--- begin ---

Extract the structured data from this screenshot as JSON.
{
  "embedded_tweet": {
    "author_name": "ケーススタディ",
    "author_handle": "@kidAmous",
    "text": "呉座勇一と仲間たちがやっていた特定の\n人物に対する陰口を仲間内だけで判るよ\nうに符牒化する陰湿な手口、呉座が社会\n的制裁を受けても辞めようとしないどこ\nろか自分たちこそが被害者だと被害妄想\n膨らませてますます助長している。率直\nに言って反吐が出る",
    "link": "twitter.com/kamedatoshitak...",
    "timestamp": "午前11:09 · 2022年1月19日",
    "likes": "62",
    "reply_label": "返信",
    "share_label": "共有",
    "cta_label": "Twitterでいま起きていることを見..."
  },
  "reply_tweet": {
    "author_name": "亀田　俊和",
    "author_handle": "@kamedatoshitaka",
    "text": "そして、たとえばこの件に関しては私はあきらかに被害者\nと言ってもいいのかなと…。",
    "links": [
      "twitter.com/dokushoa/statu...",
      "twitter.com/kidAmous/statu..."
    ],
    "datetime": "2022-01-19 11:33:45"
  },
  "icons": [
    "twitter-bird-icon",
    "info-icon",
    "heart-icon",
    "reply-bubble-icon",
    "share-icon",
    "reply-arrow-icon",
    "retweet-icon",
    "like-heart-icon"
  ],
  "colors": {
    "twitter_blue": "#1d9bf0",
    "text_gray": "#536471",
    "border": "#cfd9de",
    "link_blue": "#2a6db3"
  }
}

--- end ---
--- begin ---

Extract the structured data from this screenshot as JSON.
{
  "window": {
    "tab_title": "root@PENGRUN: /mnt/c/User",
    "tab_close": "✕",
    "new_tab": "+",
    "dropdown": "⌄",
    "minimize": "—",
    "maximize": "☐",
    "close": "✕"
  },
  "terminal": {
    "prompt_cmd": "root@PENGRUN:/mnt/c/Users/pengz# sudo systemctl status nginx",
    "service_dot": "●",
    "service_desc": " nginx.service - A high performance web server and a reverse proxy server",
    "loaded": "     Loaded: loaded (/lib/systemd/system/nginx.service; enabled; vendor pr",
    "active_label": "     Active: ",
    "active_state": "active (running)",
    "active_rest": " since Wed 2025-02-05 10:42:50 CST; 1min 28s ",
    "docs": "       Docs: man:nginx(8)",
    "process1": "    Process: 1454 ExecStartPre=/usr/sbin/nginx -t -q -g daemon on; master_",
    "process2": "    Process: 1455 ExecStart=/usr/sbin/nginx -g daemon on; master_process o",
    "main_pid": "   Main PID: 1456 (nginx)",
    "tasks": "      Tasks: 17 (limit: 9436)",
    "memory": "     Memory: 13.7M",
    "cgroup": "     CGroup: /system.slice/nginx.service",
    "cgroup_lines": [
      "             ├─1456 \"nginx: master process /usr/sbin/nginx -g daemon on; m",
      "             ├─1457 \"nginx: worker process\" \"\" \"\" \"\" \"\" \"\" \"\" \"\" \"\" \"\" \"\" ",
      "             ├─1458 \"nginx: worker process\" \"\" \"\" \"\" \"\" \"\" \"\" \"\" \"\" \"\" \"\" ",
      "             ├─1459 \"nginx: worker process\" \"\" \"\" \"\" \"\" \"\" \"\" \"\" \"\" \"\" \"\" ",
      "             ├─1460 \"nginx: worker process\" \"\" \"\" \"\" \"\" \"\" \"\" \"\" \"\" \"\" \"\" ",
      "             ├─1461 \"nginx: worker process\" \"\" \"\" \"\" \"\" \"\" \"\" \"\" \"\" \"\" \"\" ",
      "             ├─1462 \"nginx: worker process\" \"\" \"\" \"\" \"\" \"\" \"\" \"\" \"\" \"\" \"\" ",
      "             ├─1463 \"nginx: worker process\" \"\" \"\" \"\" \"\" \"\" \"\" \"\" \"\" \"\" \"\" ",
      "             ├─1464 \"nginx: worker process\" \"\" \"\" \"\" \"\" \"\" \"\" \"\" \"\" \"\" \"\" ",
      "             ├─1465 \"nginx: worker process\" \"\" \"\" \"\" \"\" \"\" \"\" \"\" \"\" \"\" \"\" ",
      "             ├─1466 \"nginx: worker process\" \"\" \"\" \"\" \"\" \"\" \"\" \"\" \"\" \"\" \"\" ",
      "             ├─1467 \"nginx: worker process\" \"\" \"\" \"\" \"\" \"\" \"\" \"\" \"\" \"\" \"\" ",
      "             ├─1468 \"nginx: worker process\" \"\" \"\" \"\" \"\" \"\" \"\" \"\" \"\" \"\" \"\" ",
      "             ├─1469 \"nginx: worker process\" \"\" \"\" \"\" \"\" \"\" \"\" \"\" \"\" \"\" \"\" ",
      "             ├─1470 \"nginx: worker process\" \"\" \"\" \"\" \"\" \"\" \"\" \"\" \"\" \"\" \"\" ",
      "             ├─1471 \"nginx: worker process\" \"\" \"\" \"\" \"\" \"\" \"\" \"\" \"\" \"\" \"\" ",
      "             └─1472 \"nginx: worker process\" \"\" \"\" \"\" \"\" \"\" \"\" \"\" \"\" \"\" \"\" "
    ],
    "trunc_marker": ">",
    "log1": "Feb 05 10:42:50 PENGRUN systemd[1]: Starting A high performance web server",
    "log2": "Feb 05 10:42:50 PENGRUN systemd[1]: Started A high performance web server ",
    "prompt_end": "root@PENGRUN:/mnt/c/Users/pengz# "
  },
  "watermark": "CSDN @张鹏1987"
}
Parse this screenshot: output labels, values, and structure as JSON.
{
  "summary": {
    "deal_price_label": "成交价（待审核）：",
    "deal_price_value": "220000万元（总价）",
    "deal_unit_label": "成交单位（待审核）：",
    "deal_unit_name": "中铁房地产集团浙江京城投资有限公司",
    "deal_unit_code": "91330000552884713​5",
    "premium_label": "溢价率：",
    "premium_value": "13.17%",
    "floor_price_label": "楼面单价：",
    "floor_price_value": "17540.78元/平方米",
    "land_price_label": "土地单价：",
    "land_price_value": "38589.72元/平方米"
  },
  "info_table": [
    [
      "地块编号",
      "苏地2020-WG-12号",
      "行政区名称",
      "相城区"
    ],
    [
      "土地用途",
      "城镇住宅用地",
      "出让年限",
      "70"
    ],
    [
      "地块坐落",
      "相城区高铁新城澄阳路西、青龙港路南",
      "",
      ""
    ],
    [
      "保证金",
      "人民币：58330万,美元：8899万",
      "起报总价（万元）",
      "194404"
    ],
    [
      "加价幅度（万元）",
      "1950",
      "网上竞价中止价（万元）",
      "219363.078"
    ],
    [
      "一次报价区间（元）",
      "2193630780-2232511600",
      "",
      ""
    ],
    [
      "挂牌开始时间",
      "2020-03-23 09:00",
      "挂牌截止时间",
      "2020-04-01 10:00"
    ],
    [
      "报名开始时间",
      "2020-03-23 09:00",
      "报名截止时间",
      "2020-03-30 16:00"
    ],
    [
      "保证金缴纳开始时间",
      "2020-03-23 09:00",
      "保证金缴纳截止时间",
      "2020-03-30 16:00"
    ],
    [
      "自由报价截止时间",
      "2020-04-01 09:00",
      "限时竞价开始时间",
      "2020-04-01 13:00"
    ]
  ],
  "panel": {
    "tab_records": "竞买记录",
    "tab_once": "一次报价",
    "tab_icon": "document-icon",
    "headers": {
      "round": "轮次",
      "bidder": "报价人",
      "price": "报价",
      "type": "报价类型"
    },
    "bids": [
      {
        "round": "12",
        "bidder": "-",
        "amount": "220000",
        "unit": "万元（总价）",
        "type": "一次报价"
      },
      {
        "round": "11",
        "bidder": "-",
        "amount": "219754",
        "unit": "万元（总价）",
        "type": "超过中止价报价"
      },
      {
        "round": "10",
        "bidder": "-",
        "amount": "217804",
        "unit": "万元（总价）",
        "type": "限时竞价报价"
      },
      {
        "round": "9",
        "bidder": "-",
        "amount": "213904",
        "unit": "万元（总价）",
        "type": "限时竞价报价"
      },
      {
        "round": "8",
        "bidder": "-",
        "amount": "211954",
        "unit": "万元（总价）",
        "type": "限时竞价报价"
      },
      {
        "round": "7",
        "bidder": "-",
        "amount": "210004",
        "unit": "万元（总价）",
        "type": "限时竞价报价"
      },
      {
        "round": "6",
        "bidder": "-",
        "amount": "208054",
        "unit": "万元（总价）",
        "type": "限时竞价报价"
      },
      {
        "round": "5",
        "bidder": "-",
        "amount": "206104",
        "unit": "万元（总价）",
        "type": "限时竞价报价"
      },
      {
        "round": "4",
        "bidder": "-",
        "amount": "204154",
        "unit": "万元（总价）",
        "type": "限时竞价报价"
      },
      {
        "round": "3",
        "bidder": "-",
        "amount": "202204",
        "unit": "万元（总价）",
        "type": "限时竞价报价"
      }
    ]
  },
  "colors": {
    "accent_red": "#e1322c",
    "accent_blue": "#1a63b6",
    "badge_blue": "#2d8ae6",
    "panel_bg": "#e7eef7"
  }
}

--- end ---

→ **What you should do**: How many lines of the entries above hold the string "root"? Reply with the number alone.

→ **Result of this task**: 3